start DATA FOR THIS EXERCISE
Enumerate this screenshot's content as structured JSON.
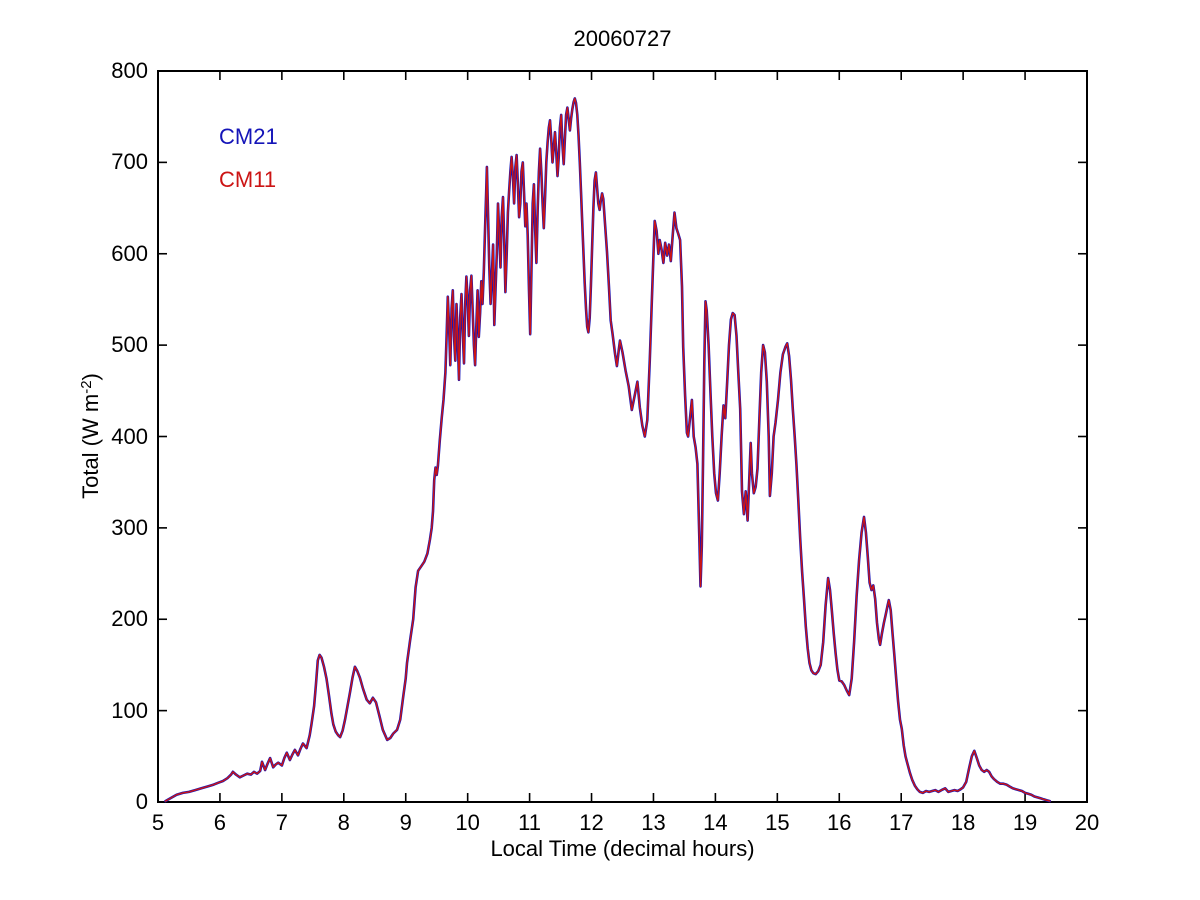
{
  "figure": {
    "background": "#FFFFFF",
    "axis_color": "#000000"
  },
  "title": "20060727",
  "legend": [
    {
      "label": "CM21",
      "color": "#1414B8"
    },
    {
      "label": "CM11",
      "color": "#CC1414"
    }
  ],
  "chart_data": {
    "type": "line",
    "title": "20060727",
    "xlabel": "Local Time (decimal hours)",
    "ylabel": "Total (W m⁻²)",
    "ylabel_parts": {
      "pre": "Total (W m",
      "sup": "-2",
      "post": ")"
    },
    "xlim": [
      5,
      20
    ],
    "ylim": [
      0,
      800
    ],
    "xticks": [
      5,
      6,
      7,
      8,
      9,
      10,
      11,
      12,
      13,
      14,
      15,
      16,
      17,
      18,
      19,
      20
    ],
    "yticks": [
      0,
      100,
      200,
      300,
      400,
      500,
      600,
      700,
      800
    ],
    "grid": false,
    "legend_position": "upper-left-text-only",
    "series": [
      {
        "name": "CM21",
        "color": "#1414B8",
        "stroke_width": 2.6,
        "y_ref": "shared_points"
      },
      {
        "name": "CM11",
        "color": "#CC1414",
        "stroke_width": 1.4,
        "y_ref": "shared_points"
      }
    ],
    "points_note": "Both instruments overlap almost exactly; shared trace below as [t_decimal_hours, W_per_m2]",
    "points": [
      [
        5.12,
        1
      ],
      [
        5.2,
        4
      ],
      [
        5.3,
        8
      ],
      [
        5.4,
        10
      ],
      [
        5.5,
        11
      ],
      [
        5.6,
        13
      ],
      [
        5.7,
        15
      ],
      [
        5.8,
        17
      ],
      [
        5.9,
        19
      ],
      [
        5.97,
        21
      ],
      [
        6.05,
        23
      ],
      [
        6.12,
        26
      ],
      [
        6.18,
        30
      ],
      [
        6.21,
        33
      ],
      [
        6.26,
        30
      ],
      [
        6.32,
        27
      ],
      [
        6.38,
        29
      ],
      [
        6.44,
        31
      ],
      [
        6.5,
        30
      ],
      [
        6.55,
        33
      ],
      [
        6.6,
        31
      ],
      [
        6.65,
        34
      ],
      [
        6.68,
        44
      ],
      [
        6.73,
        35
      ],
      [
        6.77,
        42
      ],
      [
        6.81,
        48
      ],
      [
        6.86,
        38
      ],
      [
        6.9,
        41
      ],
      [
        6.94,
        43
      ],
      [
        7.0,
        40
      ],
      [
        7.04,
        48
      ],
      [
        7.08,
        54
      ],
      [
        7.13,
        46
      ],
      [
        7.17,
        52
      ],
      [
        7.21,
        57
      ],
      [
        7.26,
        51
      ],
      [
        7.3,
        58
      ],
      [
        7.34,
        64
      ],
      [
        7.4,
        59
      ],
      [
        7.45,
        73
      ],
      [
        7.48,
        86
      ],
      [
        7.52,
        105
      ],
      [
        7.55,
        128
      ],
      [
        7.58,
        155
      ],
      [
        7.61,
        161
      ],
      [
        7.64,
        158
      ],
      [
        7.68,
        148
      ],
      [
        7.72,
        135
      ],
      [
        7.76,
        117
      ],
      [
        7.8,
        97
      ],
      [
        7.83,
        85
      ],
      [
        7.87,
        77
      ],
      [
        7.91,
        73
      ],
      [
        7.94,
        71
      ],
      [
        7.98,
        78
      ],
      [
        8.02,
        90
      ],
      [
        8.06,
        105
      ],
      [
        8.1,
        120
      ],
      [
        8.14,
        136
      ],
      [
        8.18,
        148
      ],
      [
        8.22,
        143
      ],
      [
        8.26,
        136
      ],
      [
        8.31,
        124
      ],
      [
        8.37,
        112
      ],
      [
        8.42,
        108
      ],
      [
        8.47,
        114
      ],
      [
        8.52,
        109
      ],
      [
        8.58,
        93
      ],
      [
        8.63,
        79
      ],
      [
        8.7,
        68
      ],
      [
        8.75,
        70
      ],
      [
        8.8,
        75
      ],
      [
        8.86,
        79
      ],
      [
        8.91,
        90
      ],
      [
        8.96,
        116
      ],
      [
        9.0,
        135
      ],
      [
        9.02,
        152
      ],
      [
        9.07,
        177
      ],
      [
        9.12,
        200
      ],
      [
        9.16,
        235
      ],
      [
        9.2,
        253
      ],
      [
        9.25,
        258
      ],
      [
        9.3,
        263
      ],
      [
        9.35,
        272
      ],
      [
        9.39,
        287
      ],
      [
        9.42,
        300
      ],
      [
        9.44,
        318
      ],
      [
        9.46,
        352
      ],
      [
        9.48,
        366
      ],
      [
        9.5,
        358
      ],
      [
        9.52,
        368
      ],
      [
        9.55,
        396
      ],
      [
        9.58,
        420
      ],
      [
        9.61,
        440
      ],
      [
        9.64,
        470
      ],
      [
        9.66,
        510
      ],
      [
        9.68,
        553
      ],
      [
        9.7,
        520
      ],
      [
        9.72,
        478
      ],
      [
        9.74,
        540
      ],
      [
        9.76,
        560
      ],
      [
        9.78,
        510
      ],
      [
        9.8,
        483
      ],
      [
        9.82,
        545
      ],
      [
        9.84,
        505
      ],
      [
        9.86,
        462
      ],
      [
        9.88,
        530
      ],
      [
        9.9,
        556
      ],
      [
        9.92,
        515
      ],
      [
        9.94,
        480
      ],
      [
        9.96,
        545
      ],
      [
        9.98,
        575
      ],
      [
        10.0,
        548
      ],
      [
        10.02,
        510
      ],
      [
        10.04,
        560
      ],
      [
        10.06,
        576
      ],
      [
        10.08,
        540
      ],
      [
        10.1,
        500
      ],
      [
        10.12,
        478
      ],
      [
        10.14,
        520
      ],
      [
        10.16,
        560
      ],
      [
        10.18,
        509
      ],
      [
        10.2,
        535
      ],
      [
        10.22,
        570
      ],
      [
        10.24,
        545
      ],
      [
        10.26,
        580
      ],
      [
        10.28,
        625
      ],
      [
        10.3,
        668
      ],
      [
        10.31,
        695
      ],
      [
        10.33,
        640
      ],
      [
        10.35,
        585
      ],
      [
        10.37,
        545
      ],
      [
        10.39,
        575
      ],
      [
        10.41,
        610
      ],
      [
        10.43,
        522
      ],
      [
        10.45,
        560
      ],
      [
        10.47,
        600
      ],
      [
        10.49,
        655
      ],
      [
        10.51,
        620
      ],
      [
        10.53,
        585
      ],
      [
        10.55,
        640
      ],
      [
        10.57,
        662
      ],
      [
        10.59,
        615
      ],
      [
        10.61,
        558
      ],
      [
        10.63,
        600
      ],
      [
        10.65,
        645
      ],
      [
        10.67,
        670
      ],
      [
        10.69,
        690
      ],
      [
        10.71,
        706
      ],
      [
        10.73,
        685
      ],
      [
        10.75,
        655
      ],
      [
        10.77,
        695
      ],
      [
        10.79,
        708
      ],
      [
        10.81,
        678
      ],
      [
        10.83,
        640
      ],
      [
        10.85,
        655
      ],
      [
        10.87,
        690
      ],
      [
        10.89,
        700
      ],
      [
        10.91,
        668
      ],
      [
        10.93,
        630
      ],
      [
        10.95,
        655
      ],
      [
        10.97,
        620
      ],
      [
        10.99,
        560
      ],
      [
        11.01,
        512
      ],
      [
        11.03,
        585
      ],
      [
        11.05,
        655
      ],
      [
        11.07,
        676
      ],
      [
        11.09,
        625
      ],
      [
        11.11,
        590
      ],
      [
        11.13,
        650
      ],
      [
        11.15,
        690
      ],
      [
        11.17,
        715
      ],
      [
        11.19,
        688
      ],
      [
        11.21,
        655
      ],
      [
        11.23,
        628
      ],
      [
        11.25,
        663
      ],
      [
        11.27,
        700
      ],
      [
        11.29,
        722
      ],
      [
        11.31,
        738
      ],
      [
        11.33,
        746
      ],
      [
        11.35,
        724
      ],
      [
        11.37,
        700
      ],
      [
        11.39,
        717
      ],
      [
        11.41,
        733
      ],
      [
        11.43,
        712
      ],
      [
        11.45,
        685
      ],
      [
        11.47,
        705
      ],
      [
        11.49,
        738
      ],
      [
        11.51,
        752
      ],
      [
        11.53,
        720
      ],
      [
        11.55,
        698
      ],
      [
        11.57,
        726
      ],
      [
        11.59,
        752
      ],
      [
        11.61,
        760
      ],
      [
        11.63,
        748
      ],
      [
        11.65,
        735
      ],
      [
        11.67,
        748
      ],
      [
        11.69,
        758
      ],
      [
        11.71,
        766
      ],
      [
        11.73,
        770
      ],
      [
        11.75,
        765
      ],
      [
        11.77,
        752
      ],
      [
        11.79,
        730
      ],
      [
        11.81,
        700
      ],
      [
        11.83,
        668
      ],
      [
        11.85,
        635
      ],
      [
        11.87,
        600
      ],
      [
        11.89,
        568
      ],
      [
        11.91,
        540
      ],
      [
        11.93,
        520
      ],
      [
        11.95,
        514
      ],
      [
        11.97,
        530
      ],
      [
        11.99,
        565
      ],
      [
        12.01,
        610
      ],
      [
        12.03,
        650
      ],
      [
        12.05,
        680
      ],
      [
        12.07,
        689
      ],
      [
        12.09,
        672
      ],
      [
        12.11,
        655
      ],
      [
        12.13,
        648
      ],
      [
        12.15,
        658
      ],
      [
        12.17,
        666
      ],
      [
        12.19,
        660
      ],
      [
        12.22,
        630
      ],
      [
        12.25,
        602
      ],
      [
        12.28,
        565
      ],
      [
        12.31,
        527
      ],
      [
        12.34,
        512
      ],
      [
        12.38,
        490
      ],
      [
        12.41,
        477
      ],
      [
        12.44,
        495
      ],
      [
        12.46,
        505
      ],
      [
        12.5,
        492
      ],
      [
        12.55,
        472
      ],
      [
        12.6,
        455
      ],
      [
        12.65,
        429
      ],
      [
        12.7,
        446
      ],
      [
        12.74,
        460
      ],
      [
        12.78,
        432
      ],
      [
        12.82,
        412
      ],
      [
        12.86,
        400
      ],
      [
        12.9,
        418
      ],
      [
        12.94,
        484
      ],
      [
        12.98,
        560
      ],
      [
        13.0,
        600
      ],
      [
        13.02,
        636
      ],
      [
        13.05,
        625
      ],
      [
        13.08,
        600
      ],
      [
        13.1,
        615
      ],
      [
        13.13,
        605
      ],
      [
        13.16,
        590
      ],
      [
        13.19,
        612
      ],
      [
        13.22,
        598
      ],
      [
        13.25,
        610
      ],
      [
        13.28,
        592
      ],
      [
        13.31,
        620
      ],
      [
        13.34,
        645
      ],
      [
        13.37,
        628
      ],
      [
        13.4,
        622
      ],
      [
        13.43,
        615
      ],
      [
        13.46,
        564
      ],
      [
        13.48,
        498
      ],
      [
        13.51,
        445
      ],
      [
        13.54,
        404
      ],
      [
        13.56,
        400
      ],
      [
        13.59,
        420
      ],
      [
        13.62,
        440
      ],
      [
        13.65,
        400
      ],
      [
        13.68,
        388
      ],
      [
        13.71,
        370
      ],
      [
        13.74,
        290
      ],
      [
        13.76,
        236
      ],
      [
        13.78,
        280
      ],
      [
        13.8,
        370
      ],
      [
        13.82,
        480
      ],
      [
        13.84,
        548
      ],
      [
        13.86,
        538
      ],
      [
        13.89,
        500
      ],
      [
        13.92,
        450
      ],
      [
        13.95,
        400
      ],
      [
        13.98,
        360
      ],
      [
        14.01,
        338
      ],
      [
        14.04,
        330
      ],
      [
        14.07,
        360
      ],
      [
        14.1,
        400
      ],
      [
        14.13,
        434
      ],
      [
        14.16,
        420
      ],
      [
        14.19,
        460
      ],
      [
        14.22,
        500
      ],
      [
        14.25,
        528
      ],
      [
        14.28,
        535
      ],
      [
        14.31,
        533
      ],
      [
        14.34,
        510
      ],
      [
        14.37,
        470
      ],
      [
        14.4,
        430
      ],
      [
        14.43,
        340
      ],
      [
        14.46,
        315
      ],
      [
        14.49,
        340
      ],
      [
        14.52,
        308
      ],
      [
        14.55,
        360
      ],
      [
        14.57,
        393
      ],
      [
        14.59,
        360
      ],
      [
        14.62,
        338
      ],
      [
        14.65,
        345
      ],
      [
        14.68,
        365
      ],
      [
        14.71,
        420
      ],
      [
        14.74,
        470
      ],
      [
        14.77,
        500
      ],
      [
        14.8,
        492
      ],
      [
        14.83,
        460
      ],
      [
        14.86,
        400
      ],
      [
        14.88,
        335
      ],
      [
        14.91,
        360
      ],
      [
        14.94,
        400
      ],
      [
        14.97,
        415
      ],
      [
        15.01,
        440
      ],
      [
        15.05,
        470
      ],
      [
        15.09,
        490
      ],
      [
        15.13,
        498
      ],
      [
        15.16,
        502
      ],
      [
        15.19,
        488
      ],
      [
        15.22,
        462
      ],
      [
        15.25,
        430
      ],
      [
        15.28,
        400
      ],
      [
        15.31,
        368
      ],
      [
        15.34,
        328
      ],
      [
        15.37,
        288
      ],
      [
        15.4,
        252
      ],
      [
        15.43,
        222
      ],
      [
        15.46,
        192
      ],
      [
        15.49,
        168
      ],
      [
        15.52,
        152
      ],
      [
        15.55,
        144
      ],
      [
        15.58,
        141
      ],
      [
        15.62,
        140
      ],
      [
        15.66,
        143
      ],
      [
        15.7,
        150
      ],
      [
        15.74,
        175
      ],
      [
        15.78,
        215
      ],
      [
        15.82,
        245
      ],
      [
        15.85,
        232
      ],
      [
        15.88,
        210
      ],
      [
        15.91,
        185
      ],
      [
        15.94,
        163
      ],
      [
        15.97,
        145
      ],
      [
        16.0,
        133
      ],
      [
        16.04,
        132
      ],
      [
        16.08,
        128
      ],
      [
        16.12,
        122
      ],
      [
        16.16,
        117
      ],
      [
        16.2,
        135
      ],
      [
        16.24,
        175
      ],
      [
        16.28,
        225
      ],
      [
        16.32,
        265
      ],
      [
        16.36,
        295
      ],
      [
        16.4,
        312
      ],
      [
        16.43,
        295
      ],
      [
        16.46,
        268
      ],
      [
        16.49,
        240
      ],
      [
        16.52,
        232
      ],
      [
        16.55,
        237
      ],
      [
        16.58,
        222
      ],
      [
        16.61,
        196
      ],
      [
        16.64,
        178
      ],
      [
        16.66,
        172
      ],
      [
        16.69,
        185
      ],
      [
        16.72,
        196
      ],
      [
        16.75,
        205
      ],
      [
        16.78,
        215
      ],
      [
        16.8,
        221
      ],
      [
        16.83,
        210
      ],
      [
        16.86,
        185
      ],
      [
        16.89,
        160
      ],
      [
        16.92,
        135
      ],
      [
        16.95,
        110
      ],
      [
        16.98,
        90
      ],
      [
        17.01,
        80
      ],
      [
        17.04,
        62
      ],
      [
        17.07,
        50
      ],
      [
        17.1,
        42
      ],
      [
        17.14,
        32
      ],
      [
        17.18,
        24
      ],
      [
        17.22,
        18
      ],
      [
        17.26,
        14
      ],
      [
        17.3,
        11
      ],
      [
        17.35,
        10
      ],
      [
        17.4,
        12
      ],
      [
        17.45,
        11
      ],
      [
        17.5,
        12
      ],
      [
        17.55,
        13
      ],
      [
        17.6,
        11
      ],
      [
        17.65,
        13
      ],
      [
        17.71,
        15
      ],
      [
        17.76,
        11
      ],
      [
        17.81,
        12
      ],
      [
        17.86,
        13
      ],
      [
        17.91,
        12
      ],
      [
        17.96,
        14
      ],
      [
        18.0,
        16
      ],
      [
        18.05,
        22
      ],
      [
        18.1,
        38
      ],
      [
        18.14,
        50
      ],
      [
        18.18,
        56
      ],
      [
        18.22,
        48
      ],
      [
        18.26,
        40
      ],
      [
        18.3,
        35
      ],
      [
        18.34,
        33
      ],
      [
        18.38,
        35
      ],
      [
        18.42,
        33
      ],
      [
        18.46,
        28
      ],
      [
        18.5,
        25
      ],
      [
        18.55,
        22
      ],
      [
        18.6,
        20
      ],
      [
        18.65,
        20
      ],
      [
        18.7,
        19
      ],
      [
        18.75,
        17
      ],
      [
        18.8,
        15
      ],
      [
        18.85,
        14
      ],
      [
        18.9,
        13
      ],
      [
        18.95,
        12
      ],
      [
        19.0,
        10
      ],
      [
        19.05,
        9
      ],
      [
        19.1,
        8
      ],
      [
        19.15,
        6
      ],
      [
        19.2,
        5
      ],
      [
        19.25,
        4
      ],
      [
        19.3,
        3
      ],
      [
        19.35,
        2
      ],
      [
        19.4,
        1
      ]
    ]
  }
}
end DATA FOR THIS EXERCISE
start DATA FOR THIS EXERCISE
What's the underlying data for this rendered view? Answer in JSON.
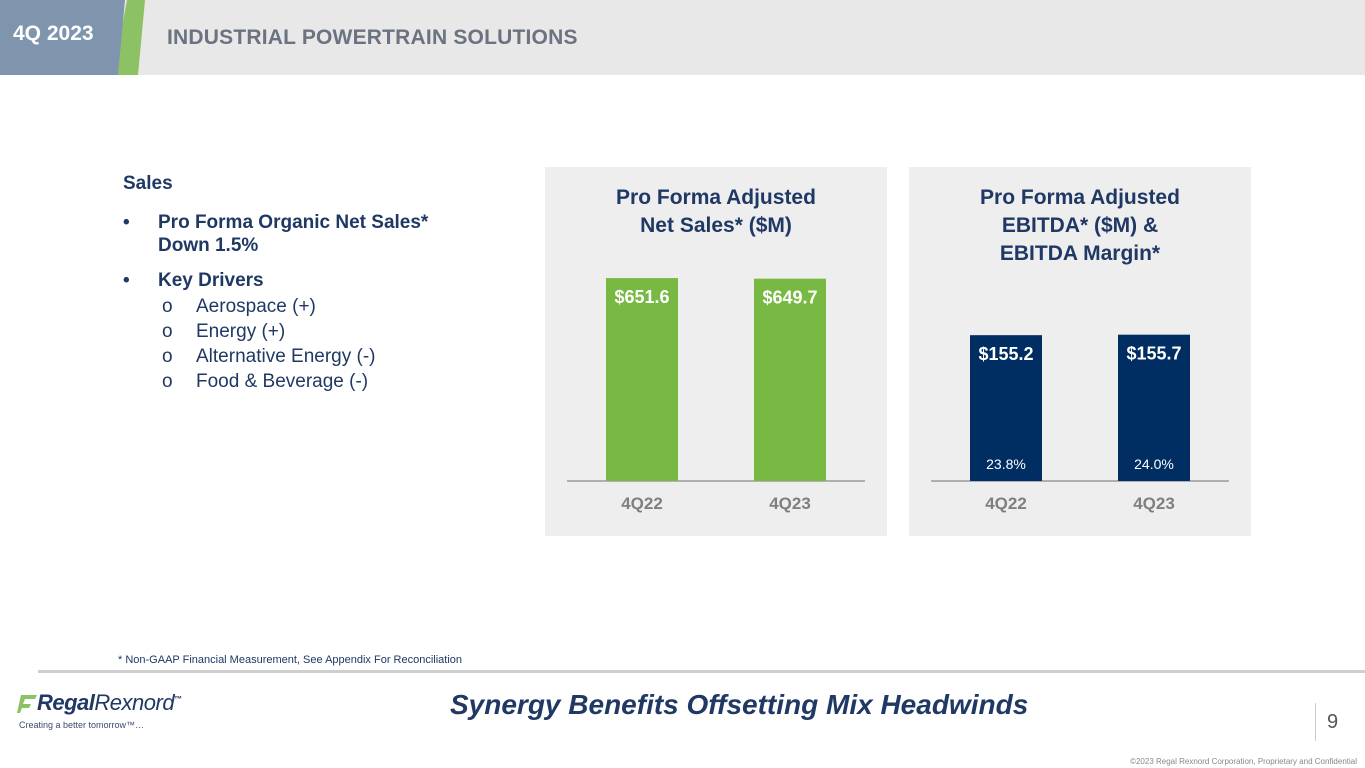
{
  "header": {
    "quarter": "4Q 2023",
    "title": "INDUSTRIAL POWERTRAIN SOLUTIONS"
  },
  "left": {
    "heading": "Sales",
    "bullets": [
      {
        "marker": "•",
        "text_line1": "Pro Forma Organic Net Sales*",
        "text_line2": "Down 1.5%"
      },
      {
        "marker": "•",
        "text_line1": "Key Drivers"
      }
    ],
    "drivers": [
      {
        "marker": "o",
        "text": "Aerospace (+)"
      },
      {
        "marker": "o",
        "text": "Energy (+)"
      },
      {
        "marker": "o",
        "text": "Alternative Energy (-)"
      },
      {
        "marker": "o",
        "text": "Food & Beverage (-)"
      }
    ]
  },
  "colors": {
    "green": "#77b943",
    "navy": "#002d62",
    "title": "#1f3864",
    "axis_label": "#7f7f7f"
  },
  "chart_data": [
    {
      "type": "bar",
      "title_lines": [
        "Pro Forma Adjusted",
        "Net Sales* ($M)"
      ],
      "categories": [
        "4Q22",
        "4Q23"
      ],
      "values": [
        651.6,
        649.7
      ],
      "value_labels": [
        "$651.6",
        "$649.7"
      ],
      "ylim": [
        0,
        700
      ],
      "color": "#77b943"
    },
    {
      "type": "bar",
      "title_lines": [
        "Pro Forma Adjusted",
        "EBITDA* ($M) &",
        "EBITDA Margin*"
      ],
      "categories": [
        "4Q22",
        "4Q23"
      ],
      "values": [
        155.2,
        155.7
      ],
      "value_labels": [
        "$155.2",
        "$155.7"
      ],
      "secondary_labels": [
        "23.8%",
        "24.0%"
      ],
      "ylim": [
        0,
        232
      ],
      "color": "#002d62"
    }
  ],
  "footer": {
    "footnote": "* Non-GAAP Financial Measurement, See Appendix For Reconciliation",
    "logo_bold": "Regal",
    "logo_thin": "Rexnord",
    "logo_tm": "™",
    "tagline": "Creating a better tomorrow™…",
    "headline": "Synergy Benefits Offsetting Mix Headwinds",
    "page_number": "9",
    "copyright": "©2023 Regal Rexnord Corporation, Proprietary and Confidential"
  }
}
end DATA FOR THIS EXERCISE
# TO DO
How many lines of the listing above include the word "JSON"? Reply with the number alone.

# ANSWER TO THE TASK
2